Structured figure records

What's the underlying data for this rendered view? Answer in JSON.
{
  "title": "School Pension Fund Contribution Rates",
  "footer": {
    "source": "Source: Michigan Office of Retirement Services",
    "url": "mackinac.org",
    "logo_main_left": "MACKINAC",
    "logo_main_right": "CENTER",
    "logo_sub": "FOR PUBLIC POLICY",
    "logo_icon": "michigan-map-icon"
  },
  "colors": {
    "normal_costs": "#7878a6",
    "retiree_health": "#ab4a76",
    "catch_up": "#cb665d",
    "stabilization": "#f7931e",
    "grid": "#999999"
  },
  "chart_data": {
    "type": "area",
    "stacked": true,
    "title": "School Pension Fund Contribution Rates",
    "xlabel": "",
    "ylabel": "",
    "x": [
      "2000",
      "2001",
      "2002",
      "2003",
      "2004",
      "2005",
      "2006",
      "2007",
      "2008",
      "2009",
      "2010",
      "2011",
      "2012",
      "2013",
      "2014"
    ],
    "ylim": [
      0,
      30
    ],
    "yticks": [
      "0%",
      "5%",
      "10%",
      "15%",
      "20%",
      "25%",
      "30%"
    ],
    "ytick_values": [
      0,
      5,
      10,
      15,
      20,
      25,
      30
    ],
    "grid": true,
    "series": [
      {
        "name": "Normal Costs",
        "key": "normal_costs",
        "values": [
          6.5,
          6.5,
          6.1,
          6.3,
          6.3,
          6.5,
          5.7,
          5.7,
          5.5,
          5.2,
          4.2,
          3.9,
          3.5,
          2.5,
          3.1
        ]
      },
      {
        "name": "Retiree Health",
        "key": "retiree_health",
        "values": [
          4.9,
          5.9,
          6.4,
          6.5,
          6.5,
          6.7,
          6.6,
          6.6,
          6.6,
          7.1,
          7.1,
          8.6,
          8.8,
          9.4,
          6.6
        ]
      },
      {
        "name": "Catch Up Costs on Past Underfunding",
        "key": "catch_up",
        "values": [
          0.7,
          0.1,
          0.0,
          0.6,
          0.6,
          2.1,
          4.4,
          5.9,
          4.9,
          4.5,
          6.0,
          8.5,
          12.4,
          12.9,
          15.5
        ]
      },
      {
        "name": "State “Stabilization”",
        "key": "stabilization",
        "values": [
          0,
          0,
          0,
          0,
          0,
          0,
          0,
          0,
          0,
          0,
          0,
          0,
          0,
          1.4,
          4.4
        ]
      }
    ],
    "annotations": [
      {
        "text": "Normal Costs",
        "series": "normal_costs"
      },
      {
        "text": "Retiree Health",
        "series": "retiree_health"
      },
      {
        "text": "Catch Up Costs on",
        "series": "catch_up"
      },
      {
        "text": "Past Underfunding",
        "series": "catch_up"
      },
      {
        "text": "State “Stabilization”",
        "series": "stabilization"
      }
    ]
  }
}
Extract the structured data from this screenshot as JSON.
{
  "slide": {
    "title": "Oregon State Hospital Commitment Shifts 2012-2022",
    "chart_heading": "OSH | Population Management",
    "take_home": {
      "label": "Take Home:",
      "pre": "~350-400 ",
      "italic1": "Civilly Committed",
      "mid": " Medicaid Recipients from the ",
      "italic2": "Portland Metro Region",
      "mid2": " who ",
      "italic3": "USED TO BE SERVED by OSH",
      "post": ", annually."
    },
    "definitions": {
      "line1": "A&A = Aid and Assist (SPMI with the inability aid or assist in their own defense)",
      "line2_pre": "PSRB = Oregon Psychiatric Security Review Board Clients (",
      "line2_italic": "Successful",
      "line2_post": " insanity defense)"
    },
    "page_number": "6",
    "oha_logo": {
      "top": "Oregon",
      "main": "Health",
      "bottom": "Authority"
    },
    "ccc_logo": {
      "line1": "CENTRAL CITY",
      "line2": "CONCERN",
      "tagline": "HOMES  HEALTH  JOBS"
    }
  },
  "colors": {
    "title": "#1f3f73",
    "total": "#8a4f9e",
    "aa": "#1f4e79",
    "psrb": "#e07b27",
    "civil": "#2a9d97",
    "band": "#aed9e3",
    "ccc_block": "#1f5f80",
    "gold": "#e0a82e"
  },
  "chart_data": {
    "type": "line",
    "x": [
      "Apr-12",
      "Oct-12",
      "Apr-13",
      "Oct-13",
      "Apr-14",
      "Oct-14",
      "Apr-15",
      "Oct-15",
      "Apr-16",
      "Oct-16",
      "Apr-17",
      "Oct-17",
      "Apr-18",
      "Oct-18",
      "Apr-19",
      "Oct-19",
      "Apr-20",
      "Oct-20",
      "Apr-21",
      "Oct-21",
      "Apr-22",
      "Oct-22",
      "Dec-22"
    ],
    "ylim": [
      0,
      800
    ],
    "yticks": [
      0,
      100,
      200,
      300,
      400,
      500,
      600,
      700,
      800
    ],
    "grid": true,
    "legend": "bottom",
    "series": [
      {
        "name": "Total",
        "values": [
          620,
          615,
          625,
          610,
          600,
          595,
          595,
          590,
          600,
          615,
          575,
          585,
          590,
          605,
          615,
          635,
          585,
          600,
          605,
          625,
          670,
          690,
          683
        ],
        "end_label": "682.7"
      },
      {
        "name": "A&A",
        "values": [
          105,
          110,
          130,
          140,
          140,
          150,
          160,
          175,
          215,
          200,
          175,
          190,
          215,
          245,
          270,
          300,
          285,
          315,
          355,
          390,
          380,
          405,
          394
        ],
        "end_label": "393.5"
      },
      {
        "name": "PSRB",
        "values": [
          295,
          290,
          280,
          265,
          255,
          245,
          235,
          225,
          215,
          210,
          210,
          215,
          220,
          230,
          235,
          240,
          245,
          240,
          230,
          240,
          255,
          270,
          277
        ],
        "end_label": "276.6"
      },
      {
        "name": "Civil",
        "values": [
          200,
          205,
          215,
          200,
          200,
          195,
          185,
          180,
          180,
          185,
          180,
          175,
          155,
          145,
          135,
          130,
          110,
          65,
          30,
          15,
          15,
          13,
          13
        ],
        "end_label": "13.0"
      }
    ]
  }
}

■ **WHAT TO WORK ON**:
Copy out the full listing exactly.

■ **RESULT OF THE EXERCISE**:
What's the underlying data for this rendered view? Answer in JSON.
{
  "title": "School Pension Fund Contribution Rates",
  "footer": {
    "source": "Source: Michigan Office of Retirement Services",
    "url": "mackinac.org",
    "logo_main_left": "MACKINAC",
    "logo_main_right": "CENTER",
    "logo_sub": "FOR PUBLIC POLICY",
    "logo_icon": "michigan-map-icon"
  },
  "colors": {
    "normal_costs": "#7878a6",
    "retiree_health": "#ab4a76",
    "catch_up": "#cb665d",
    "stabilization": "#f7931e",
    "grid": "#999999"
  },
  "chart_data": {
    "type": "area",
    "stacked": true,
    "title": "School Pension Fund Contribution Rates",
    "xlabel": "",
    "ylabel": "",
    "x": [
      "2000",
      "2001",
      "2002",
      "2003",
      "2004",
      "2005",
      "2006",
      "2007",
      "2008",
      "2009",
      "2010",
      "2011",
      "2012",
      "2013",
      "2014"
    ],
    "ylim": [
      0,
      30
    ],
    "yticks": [
      "0%",
      "5%",
      "10%",
      "15%",
      "20%",
      "25%",
      "30%"
    ],
    "ytick_values": [
      0,
      5,
      10,
      15,
      20,
      25,
      30
    ],
    "grid": true,
    "series": [
      {
        "name": "Normal Costs",
        "key": "normal_costs",
        "values": [
          6.5,
          6.5,
          6.1,
          6.3,
          6.3,
          6.5,
          5.7,
          5.7,
          5.5,
          5.2,
          4.2,
          3.9,
          3.5,
          2.5,
          3.1
        ]
      },
      {
        "name": "Retiree Health",
        "key": "retiree_health",
        "values": [
          4.9,
          5.9,
          6.4,
          6.5,
          6.5,
          6.7,
          6.6,
          6.6,
          6.6,
          7.1,
          7.1,
          8.6,
          8.8,
          9.4,
          6.6
        ]
      },
      {
        "name": "Catch Up Costs on Past Underfunding",
        "key": "catch_up",
        "values": [
          0.7,
          0.1,
          0.0,
          0.6,
          0.6,
          2.1,
          4.4,
          5.9,
          4.9,
          4.5,
          6.0,
          8.5,
          12.4,
          12.9,
          15.5
        ]
      },
      {
        "name": "State “Stabilization”",
        "key": "stabilization",
        "values": [
          0,
          0,
          0,
          0,
          0,
          0,
          0,
          0,
          0,
          0,
          0,
          0,
          0,
          1.4,
          4.4
        ]
      }
    ],
    "annotations": [
      {
        "text": "Normal Costs",
        "series": "normal_costs"
      },
      {
        "text": "Retiree Health",
        "series": "retiree_health"
      },
      {
        "text": "Catch Up Costs on",
        "series": "catch_up"
      },
      {
        "text": "Past Underfunding",
        "series": "catch_up"
      },
      {
        "text": "State “Stabilization”",
        "series": "stabilization"
      }
    ]
  }
}
Extract the structured data from this screenshot as JSON.
{
  "slide": {
    "title": "Oregon State Hospital Commitment Shifts 2012-2022",
    "chart_heading": "OSH | Population Management",
    "take_home": {
      "label": "Take Home:",
      "pre": "~350-400 ",
      "italic1": "Civilly Committed",
      "mid": " Medicaid Recipients from the ",
      "italic2": "Portland Metro Region",
      "mid2": " who ",
      "italic3": "USED TO BE SERVED by OSH",
      "post": ", annually."
    },
    "definitions": {
      "line1": "A&A = Aid and Assist (SPMI with the inability aid or assist in their own defense)",
      "line2_pre": "PSRB = Oregon Psychiatric Security Review Board Clients (",
      "line2_italic": "Successful",
      "line2_post": " insanity defense)"
    },
    "page_number": "6",
    "oha_logo": {
      "top": "Oregon",
      "main": "Health",
      "bottom": "Authority"
    },
    "ccc_logo": {
      "line1": "CENTRAL CITY",
      "line2": "CONCERN",
      "tagline": "HOMES  HEALTH  JOBS"
    }
  },
  "colors": {
    "title": "#1f3f73",
    "total": "#8a4f9e",
    "aa": "#1f4e79",
    "psrb": "#e07b27",
    "civil": "#2a9d97",
    "band": "#aed9e3",
    "ccc_block": "#1f5f80",
    "gold": "#e0a82e"
  },
  "chart_data": {
    "type": "line",
    "x": [
      "Apr-12",
      "Oct-12",
      "Apr-13",
      "Oct-13",
      "Apr-14",
      "Oct-14",
      "Apr-15",
      "Oct-15",
      "Apr-16",
      "Oct-16",
      "Apr-17",
      "Oct-17",
      "Apr-18",
      "Oct-18",
      "Apr-19",
      "Oct-19",
      "Apr-20",
      "Oct-20",
      "Apr-21",
      "Oct-21",
      "Apr-22",
      "Oct-22",
      "Dec-22"
    ],
    "ylim": [
      0,
      800
    ],
    "yticks": [
      0,
      100,
      200,
      300,
      400,
      500,
      600,
      700,
      800
    ],
    "grid": true,
    "legend": "bottom",
    "series": [
      {
        "name": "Total",
        "values": [
          620,
          615,
          625,
          610,
          600,
          595,
          595,
          590,
          600,
          615,
          575,
          585,
          590,
          605,
          615,
          635,
          585,
          600,
          605,
          625,
          670,
          690,
          683
        ],
        "end_label": "682.7"
      },
      {
        "name": "A&A",
        "values": [
          105,
          110,
          130,
          140,
          140,
          150,
          160,
          175,
          215,
          200,
          175,
          190,
          215,
          245,
          270,
          300,
          285,
          315,
          355,
          390,
          380,
          405,
          394
        ],
        "end_label": "393.5"
      },
      {
        "name": "PSRB",
        "values": [
          295,
          290,
          280,
          265,
          255,
          245,
          235,
          225,
          215,
          210,
          210,
          215,
          220,
          230,
          235,
          240,
          245,
          240,
          230,
          240,
          255,
          270,
          277
        ],
        "end_label": "276.6"
      },
      {
        "name": "Civil",
        "values": [
          200,
          205,
          215,
          200,
          200,
          195,
          185,
          180,
          180,
          185,
          180,
          175,
          155,
          145,
          135,
          130,
          110,
          65,
          30,
          15,
          15,
          13,
          13
        ],
        "end_label": "13.0"
      }
    ]
  }
}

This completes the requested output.